- THE REQUEST -
Copy each line below in which the word "Management" occurs.
Start GIVEN DATA
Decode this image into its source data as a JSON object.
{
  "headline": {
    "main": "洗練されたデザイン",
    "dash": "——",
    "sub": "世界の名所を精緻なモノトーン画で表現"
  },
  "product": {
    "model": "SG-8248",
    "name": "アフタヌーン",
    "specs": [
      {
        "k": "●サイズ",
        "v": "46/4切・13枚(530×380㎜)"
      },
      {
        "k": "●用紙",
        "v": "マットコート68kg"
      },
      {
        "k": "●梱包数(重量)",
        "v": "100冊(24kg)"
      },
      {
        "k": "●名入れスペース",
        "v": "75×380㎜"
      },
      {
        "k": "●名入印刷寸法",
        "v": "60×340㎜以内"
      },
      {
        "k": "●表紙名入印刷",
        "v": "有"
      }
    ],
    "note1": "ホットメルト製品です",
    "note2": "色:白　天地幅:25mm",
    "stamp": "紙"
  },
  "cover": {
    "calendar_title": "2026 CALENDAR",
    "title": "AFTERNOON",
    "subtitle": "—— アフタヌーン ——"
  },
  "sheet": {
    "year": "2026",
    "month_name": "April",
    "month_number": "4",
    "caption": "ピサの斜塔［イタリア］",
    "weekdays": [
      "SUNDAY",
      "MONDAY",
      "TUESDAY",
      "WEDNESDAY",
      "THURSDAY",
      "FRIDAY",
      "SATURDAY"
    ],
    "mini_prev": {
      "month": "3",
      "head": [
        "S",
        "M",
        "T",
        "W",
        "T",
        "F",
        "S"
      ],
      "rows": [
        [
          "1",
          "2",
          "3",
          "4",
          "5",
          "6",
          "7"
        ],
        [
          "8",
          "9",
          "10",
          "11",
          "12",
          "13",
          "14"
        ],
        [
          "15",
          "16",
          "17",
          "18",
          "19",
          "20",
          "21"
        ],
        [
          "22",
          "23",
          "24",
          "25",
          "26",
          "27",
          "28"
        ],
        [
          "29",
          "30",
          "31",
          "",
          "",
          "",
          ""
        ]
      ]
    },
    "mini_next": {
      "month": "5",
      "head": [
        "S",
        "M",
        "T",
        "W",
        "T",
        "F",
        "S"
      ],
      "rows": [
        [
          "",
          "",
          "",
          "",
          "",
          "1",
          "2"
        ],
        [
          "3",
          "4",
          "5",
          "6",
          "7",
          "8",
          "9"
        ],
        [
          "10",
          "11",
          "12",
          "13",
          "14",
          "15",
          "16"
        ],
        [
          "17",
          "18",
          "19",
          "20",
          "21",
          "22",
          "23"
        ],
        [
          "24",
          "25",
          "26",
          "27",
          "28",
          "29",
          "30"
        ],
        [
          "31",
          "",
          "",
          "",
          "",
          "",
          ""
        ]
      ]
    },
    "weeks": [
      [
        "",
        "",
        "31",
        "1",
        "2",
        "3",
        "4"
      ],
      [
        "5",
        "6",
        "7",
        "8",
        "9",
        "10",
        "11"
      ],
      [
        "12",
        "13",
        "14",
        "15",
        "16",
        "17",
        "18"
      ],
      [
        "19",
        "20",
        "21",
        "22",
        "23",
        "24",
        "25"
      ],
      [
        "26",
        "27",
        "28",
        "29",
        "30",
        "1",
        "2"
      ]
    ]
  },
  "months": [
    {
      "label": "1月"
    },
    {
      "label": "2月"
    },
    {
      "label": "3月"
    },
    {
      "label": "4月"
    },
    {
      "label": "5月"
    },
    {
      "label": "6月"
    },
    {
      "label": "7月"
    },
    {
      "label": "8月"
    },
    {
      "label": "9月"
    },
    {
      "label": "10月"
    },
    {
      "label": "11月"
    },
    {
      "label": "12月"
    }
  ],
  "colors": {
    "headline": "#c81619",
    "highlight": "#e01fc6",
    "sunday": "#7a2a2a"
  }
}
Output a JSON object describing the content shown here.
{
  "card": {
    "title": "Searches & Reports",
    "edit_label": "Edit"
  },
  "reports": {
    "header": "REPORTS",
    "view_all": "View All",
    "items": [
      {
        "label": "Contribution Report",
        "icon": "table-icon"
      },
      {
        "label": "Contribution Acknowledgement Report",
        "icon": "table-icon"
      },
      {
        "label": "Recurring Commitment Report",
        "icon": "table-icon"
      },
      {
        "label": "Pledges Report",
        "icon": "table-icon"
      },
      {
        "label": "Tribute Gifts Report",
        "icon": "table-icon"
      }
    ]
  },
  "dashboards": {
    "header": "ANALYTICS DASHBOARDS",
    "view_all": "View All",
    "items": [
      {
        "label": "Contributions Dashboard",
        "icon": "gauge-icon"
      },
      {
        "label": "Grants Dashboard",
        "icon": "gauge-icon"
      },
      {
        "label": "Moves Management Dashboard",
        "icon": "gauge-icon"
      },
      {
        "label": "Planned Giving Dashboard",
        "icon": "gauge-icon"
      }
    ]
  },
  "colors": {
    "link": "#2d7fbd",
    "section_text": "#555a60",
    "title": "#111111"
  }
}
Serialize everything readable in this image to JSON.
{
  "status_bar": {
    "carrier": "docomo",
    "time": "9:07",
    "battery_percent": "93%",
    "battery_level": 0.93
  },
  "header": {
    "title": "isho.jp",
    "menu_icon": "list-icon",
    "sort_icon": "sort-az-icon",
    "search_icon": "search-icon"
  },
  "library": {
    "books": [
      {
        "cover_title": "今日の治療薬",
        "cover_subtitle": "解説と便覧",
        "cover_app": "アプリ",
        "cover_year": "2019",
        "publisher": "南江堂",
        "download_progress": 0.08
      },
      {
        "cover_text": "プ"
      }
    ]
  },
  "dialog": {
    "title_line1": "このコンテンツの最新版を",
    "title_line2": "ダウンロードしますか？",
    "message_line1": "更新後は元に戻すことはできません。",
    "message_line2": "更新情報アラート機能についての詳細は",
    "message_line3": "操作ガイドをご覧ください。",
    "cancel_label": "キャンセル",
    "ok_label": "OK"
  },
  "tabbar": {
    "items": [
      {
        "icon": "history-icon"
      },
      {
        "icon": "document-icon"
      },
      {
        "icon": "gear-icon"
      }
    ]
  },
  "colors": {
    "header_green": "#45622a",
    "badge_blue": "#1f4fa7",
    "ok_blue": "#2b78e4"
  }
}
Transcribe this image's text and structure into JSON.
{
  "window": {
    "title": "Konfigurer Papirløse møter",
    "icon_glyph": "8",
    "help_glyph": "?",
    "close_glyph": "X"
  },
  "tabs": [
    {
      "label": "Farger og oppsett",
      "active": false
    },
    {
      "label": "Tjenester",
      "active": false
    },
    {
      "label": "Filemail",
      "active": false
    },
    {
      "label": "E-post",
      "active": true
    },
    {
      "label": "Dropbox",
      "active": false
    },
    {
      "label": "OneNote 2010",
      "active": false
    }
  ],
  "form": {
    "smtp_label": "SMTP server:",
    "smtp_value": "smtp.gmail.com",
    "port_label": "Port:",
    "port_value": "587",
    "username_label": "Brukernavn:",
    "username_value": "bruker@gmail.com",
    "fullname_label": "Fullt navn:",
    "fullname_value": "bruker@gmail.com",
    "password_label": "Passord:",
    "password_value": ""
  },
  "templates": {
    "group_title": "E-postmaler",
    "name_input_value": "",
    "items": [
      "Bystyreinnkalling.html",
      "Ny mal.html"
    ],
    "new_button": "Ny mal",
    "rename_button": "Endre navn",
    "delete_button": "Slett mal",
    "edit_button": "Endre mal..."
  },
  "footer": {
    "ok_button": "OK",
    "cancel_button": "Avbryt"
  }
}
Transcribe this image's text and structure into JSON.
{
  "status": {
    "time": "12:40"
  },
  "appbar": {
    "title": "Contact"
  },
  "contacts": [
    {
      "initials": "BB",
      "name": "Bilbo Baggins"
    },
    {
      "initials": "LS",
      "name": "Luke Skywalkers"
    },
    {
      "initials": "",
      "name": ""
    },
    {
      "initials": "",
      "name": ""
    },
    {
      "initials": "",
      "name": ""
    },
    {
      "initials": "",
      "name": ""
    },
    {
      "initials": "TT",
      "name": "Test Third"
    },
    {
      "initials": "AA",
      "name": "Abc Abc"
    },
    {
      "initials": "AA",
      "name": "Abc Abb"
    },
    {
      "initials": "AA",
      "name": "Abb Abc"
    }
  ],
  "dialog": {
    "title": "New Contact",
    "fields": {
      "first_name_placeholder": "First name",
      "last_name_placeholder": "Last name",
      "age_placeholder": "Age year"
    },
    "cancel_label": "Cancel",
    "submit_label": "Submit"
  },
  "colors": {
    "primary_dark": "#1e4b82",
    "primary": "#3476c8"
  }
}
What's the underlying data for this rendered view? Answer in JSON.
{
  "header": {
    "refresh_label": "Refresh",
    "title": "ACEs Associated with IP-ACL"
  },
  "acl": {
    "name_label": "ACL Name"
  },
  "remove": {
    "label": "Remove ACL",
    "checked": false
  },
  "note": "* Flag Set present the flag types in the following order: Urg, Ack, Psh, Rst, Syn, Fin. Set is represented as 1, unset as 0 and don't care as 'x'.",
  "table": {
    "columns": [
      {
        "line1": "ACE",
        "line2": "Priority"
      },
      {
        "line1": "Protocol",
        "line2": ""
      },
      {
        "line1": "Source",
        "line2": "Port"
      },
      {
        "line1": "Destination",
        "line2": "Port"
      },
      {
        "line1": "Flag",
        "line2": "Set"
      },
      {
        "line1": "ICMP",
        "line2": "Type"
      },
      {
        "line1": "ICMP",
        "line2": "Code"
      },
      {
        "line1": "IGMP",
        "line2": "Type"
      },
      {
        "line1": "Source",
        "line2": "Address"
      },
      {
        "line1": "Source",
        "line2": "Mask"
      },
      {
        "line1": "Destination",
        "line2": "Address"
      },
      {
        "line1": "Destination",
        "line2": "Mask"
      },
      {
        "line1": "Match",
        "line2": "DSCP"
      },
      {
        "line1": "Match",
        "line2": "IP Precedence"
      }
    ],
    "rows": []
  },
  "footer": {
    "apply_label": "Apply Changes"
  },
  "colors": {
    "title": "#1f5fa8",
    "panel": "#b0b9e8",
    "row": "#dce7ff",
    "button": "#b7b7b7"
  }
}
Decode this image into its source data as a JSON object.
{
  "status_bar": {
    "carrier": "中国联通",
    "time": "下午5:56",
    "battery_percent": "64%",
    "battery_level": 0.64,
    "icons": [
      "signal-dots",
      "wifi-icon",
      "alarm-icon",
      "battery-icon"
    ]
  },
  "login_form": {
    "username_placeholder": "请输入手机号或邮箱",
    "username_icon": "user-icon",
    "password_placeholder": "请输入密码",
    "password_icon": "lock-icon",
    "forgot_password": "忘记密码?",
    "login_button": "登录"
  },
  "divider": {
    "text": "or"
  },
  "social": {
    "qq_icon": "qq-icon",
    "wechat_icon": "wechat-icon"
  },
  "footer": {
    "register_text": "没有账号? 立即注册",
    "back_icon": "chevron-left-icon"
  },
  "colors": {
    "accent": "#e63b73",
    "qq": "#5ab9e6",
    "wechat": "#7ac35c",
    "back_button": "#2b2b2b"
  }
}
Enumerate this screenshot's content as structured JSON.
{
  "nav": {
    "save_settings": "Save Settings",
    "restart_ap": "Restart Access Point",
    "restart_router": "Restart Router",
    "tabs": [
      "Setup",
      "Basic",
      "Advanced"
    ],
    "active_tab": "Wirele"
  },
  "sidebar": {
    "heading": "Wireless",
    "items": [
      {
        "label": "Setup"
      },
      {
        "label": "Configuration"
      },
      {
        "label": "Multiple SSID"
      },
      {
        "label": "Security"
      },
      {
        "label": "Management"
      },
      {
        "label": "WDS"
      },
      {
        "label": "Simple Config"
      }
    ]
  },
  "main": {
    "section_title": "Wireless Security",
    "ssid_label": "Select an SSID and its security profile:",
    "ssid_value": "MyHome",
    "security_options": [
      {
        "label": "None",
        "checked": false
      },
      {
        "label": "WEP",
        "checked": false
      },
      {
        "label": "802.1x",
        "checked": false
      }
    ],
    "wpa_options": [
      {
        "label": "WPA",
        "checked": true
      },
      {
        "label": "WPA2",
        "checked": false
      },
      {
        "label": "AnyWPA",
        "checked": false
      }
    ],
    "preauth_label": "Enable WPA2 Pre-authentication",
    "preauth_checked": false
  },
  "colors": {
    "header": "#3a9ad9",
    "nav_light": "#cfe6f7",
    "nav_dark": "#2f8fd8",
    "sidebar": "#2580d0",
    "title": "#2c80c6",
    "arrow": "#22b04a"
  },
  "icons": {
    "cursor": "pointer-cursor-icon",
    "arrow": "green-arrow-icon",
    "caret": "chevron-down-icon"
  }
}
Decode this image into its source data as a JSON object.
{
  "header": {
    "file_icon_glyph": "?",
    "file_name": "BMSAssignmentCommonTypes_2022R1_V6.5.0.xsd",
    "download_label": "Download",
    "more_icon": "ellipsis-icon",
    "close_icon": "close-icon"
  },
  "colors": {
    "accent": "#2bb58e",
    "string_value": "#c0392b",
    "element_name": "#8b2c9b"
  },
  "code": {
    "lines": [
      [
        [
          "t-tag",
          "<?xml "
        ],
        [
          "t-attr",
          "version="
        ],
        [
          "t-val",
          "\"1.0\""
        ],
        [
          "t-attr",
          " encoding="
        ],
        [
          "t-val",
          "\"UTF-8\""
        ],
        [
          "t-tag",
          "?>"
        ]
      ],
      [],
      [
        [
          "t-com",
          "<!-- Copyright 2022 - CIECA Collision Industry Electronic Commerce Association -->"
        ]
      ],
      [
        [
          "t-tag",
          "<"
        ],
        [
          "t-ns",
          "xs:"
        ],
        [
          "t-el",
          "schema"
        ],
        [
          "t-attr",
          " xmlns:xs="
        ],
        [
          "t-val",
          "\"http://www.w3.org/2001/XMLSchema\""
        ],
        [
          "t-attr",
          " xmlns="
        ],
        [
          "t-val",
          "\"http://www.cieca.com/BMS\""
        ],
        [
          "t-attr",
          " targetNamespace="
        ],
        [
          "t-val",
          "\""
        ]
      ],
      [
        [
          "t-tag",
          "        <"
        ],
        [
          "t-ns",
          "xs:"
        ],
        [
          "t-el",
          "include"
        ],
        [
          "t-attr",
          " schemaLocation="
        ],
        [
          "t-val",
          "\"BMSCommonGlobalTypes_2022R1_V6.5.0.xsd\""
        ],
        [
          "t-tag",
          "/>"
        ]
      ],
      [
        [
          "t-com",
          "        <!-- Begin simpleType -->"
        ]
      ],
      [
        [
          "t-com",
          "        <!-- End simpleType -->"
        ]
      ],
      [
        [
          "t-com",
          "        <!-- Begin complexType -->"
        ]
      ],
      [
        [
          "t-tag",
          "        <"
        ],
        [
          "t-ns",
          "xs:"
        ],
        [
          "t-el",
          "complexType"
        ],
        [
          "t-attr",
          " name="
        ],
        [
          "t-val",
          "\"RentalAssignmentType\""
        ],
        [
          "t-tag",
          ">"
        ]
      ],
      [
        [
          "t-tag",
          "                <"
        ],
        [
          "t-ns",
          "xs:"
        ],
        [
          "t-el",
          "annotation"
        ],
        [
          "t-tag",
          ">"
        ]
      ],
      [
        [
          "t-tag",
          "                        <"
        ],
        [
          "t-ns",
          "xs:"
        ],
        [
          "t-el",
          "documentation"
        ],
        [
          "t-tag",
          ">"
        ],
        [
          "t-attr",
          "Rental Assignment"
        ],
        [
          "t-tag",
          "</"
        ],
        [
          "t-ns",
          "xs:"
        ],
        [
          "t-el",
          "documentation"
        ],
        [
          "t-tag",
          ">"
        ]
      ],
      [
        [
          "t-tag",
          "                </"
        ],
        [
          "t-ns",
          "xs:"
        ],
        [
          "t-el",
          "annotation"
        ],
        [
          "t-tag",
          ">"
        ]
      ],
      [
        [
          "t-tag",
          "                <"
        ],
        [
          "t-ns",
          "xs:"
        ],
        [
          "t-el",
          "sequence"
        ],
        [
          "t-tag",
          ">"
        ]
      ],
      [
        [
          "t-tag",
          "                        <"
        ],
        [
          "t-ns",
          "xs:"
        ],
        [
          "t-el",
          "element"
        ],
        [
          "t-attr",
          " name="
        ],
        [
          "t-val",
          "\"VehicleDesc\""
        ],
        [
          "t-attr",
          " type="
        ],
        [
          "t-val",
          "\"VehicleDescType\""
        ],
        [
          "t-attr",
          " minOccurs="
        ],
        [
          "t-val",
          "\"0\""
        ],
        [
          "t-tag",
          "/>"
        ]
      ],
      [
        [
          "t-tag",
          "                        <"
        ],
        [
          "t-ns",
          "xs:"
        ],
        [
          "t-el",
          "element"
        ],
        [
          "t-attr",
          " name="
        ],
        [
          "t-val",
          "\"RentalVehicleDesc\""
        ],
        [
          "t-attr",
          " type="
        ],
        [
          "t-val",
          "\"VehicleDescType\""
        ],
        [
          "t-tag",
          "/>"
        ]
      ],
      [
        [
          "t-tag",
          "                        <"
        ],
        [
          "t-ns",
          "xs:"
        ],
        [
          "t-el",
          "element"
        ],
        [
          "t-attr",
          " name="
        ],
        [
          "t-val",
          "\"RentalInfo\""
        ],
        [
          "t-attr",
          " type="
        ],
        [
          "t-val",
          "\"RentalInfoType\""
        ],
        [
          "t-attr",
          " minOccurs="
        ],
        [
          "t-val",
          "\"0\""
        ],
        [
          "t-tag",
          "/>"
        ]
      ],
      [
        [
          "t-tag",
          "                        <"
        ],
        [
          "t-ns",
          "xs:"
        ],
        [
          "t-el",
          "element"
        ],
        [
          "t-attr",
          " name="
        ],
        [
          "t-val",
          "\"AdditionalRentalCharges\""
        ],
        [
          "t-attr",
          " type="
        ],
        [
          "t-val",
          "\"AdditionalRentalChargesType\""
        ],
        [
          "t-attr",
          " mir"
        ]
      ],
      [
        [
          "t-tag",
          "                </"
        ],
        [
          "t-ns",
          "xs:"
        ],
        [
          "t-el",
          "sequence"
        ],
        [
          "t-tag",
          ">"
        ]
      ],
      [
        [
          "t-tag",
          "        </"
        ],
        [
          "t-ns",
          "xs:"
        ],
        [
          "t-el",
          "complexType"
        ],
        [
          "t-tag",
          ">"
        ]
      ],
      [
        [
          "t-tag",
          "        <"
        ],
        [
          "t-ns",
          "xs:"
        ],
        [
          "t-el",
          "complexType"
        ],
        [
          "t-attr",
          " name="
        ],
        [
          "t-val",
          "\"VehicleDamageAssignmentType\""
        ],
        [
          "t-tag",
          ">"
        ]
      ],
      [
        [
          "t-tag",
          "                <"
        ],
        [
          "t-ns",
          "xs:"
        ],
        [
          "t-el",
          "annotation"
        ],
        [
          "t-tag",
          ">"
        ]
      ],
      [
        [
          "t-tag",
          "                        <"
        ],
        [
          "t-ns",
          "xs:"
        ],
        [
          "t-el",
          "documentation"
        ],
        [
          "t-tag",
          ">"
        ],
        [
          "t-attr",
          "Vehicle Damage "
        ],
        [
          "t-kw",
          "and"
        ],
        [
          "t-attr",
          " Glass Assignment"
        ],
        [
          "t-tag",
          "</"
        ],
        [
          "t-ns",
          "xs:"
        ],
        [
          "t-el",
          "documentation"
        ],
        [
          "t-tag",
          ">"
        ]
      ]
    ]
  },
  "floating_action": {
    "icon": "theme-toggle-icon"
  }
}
End GIVEN DATA
- FULL SOLUTION -
        "label": "Moves Management Dashboard",
        "label": "Management"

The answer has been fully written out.